[Start EXERCISE DATA]

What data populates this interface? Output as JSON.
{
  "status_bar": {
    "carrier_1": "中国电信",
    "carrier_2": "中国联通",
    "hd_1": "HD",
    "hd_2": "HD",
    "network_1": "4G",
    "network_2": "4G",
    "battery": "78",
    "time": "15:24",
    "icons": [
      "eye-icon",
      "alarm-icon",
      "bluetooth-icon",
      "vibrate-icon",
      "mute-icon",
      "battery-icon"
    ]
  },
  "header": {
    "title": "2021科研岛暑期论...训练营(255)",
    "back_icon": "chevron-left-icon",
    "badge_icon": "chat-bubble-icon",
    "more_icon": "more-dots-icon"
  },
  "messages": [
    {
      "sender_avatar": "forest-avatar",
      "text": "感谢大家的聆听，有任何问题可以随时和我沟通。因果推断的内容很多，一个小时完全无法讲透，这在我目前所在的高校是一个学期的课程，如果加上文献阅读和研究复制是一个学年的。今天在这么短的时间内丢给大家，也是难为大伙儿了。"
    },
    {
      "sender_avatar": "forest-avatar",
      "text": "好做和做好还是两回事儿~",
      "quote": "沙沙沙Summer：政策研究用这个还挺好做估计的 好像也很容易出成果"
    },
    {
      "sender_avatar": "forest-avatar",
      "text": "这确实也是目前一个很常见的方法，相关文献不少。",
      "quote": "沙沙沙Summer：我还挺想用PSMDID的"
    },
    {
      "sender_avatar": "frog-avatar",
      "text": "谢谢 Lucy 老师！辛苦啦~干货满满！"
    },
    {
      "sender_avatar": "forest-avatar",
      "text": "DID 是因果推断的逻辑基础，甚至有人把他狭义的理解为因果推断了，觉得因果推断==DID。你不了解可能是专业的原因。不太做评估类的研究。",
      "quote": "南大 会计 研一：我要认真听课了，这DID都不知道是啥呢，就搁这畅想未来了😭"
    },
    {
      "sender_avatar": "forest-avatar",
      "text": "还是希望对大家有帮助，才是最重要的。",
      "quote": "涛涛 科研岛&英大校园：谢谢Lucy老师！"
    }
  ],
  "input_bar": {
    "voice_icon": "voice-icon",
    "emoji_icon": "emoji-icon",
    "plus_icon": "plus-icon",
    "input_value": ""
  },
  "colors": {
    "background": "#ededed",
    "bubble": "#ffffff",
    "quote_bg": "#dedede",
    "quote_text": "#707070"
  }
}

[End EXERCISE DATA]

DESCRIPTION OF THE TASK:
Copy out all of the records shown above exactly.

RESPONSE:
What data populates this interface? Output as JSON.
{
  "status_bar": {
    "carrier_1": "中国电信",
    "carrier_2": "中国联通",
    "hd_1": "HD",
    "hd_2": "HD",
    "network_1": "4G",
    "network_2": "4G",
    "battery": "78",
    "time": "15:24",
    "icons": [
      "eye-icon",
      "alarm-icon",
      "bluetooth-icon",
      "vibrate-icon",
      "mute-icon",
      "battery-icon"
    ]
  },
  "header": {
    "title": "2021科研岛暑期论...训练营(255)",
    "back_icon": "chevron-left-icon",
    "badge_icon": "chat-bubble-icon",
    "more_icon": "more-dots-icon"
  },
  "messages": [
    {
      "sender_avatar": "forest-avatar",
      "text": "感谢大家的聆听，有任何问题可以随时和我沟通。因果推断的内容很多，一个小时完全无法讲透，这在我目前所在的高校是一个学期的课程，如果加上文献阅读和研究复制是一个学年的。今天在这么短的时间内丢给大家，也是难为大伙儿了。"
    },
    {
      "sender_avatar": "forest-avatar",
      "text": "好做和做好还是两回事儿~",
      "quote": "沙沙沙Summer：政策研究用这个还挺好做估计的 好像也很容易出成果"
    },
    {
      "sender_avatar": "forest-avatar",
      "text": "这确实也是目前一个很常见的方法，相关文献不少。",
      "quote": "沙沙沙Summer：我还挺想用PSMDID的"
    },
    {
      "sender_avatar": "frog-avatar",
      "text": "谢谢 Lucy 老师！辛苦啦~干货满满！"
    },
    {
      "sender_avatar": "forest-avatar",
      "text": "DID 是因果推断的逻辑基础，甚至有人把他狭义的理解为因果推断了，觉得因果推断==DID。你不了解可能是专业的原因。不太做评估类的研究。",
      "quote": "南大 会计 研一：我要认真听课了，这DID都不知道是啥呢，就搁这畅想未来了😭"
    },
    {
      "sender_avatar": "forest-avatar",
      "text": "还是希望对大家有帮助，才是最重要的。",
      "quote": "涛涛 科研岛&英大校园：谢谢Lucy老师！"
    }
  ],
  "input_bar": {
    "voice_icon": "voice-icon",
    "emoji_icon": "emoji-icon",
    "plus_icon": "plus-icon",
    "input_value": ""
  },
  "colors": {
    "background": "#ededed",
    "bubble": "#ffffff",
    "quote_bg": "#dedede",
    "quote_text": "#707070"
  }
}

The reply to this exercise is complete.